» GOAL: Extract, from the listing that follows, each line containing the word "Нравится".

» SUPPLIED DATA:
--- Begin ---

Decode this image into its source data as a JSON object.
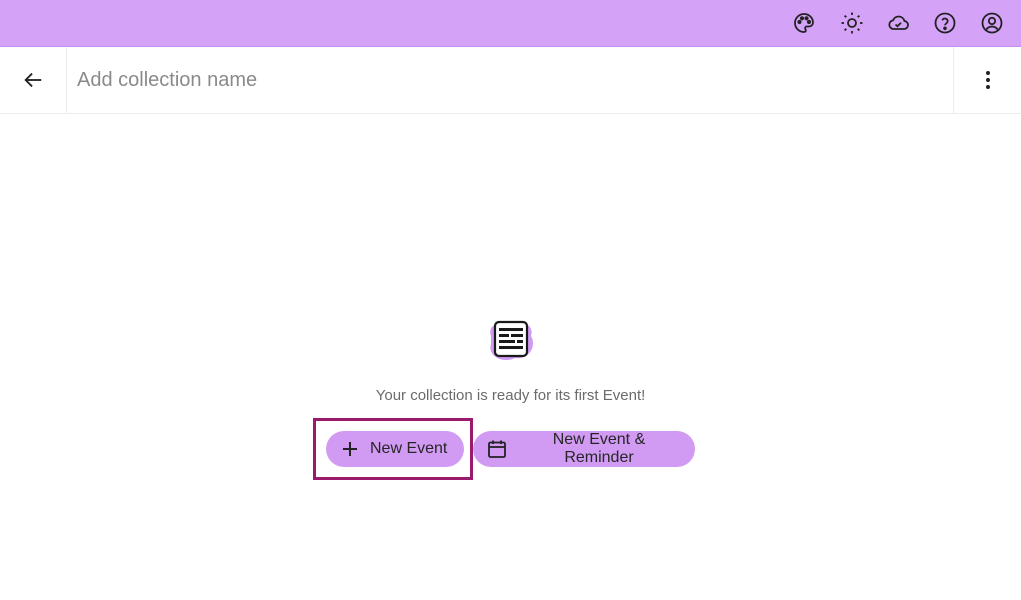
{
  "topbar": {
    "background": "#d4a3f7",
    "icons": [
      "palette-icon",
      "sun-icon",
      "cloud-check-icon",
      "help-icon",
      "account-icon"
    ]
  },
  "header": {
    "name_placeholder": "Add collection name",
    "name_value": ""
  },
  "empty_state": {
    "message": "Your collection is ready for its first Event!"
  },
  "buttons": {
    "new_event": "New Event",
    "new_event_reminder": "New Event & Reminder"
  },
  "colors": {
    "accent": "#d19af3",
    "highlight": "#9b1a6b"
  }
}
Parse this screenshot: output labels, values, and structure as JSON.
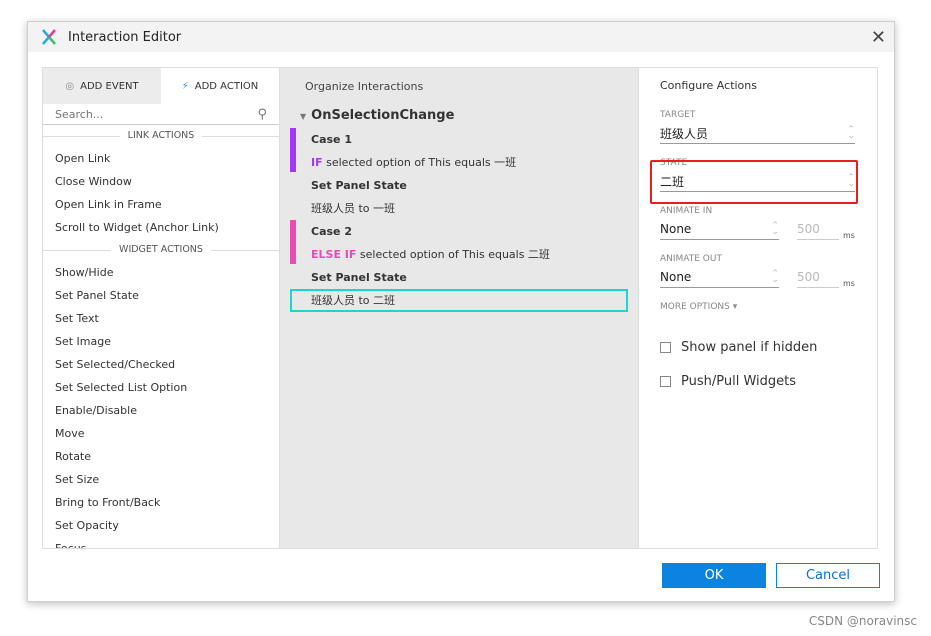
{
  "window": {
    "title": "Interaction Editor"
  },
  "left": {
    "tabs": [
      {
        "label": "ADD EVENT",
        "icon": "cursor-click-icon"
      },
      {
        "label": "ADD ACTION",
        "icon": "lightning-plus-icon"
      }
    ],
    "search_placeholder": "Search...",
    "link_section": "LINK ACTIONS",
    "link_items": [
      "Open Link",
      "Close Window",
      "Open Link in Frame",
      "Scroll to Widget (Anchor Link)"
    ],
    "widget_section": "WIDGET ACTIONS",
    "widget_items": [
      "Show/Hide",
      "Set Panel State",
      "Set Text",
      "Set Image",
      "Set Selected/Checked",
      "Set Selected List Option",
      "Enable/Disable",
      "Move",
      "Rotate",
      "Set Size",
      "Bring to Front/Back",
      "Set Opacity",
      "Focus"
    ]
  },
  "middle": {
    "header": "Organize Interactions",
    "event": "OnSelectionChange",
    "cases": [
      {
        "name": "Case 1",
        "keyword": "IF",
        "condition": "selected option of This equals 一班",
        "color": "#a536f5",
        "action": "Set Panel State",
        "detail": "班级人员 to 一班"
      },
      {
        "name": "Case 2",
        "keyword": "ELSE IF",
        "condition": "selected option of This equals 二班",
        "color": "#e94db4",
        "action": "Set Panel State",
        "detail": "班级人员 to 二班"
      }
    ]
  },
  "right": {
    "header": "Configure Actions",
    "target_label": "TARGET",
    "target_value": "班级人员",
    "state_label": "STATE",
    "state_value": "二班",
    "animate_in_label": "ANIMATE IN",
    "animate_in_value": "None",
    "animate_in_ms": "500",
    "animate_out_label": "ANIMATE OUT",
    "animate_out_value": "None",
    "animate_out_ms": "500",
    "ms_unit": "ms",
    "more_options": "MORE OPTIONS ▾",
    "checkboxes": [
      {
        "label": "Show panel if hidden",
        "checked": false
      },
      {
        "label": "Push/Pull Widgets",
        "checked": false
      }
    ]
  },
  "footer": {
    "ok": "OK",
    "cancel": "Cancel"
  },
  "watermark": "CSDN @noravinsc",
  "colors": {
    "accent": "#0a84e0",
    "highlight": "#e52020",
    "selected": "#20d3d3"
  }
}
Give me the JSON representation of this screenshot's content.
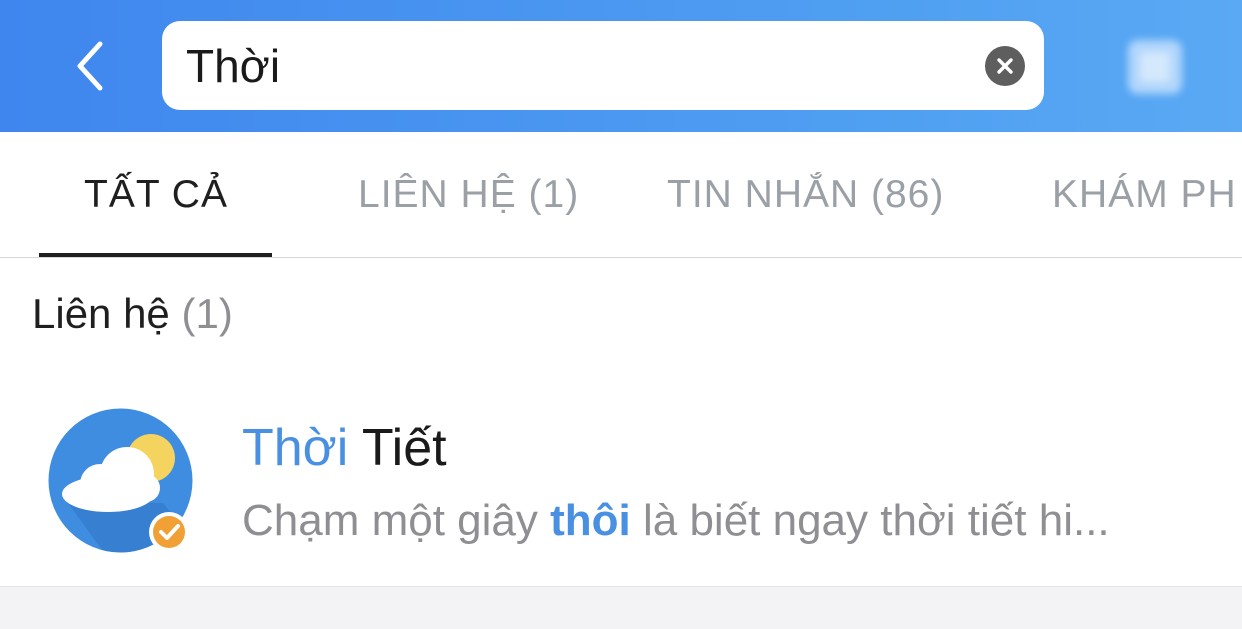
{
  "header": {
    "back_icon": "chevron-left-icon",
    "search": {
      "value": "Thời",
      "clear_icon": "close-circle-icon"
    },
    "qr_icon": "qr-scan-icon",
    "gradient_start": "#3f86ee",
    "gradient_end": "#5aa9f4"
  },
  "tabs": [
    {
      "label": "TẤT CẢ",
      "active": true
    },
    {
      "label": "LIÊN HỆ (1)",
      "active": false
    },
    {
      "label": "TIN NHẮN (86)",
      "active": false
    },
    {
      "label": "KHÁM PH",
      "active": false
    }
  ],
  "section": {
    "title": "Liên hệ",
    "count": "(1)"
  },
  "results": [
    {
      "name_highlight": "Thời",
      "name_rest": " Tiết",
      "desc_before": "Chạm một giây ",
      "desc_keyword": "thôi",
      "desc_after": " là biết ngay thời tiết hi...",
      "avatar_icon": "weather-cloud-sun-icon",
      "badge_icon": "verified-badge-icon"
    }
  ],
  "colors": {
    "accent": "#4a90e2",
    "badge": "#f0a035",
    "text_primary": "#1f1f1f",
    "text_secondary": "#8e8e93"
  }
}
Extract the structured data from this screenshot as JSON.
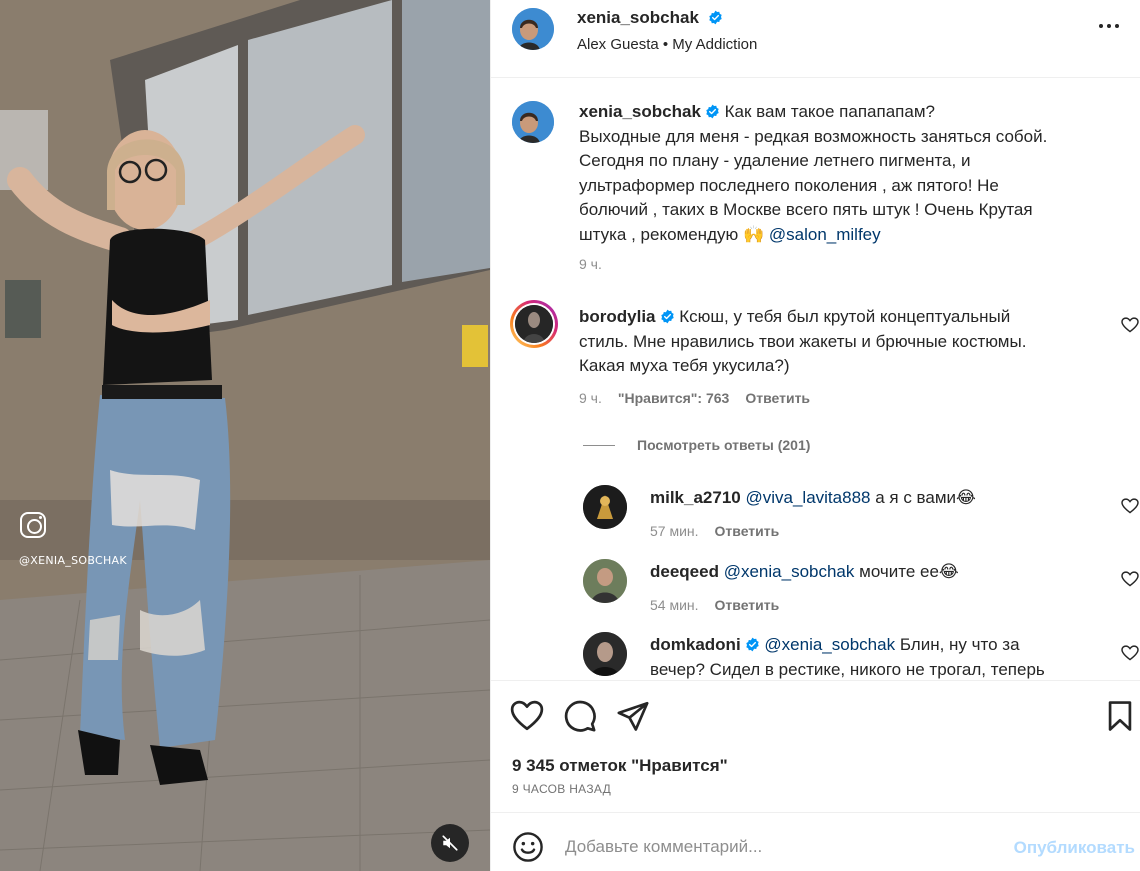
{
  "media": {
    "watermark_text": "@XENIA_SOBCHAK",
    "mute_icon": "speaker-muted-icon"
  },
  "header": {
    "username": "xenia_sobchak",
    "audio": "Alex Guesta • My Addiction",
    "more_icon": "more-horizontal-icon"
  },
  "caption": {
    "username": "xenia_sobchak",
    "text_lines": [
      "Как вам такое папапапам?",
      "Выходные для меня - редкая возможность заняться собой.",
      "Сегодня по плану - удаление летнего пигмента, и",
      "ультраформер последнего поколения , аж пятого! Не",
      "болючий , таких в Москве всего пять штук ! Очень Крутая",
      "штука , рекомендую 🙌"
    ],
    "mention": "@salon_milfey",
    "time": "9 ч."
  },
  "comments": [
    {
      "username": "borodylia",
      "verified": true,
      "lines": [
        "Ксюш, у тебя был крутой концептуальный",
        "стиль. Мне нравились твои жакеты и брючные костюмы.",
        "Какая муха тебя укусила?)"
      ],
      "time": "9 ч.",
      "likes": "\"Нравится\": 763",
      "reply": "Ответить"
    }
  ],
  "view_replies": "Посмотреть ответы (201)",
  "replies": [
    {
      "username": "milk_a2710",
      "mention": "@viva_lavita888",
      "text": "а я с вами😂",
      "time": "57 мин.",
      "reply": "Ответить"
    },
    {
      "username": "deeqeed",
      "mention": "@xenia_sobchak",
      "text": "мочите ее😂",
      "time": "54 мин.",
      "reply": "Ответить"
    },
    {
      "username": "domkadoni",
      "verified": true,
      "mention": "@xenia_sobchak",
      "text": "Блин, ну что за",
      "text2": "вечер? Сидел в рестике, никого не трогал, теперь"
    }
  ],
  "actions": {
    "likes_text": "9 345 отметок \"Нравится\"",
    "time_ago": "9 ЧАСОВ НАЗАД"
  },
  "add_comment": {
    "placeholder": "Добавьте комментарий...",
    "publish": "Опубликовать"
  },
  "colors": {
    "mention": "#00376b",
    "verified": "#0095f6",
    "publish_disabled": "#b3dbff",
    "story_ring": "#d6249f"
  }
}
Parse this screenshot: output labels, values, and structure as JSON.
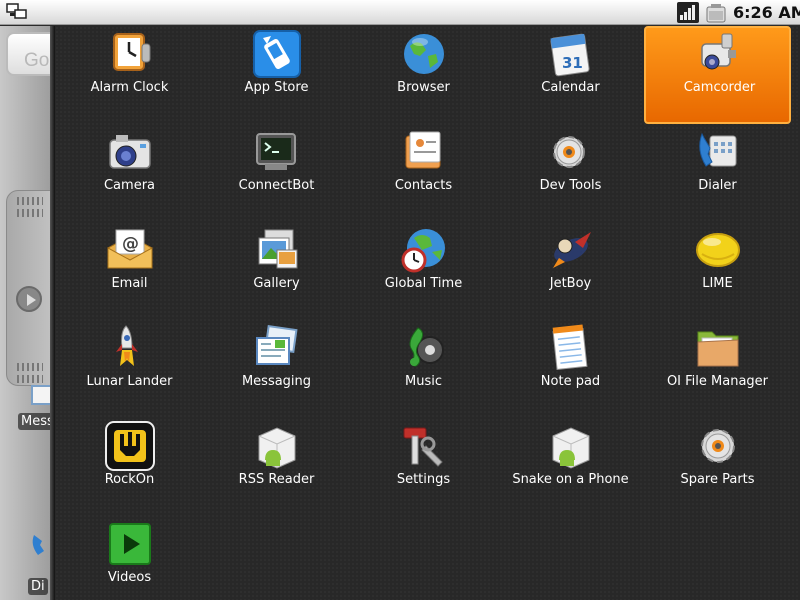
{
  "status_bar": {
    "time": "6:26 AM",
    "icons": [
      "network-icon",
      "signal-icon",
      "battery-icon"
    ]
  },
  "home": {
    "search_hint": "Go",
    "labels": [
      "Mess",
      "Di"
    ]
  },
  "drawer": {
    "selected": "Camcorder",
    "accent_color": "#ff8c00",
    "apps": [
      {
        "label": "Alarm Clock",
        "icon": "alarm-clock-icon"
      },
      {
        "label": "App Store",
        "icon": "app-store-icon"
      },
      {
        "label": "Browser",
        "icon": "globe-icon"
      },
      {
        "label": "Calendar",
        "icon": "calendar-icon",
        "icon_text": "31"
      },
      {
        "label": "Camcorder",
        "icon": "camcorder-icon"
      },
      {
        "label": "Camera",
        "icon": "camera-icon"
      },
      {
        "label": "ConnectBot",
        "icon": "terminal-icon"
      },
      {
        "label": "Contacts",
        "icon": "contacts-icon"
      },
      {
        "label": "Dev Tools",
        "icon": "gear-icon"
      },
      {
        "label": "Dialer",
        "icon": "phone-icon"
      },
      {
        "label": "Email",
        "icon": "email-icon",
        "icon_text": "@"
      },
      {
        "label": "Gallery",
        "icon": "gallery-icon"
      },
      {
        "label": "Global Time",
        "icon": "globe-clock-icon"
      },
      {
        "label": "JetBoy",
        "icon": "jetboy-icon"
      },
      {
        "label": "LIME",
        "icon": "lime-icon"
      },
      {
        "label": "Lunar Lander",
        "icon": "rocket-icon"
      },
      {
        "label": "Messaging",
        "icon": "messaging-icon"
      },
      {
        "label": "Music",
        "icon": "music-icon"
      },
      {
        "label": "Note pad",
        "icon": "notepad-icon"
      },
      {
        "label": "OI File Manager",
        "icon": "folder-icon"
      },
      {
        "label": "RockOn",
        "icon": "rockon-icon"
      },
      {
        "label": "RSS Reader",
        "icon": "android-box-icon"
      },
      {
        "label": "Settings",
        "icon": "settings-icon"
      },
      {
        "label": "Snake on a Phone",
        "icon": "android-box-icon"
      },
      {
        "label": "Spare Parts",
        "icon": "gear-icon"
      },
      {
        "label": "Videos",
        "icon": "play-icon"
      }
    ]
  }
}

--- End ---

» TASK OUTPUT:
      "likes": "\"Нравится\": 763",
    "likes_text": "9 345 отметок \"Нравится\"",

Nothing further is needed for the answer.